# Exercise:
Extract every line of the material below and reproduce it faithfully.

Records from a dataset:
* start *

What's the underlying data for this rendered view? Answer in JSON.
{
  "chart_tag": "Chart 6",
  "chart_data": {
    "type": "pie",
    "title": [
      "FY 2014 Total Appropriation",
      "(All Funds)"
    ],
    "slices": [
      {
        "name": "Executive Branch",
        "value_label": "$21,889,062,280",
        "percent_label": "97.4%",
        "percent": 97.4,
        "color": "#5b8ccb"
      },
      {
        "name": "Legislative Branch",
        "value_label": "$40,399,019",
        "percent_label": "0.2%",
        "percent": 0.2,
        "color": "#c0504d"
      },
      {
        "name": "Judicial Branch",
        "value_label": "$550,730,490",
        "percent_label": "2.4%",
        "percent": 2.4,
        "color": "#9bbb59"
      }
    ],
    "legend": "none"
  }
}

* end *

# Solution below:
What's the underlying data for this rendered view? Answer in JSON.
{
  "chart_tag": "Chart 6",
  "chart_data": {
    "type": "pie",
    "title": [
      "FY 2014 Total Appropriation",
      "(All Funds)"
    ],
    "slices": [
      {
        "name": "Executive Branch",
        "value_label": "$21,889,062,280",
        "percent_label": "97.4%",
        "percent": 97.4,
        "color": "#5b8ccb"
      },
      {
        "name": "Legislative Branch",
        "value_label": "$40,399,019",
        "percent_label": "0.2%",
        "percent": 0.2,
        "color": "#c0504d"
      },
      {
        "name": "Judicial Branch",
        "value_label": "$550,730,490",
        "percent_label": "2.4%",
        "percent": 2.4,
        "color": "#9bbb59"
      }
    ],
    "legend": "none"
  }
}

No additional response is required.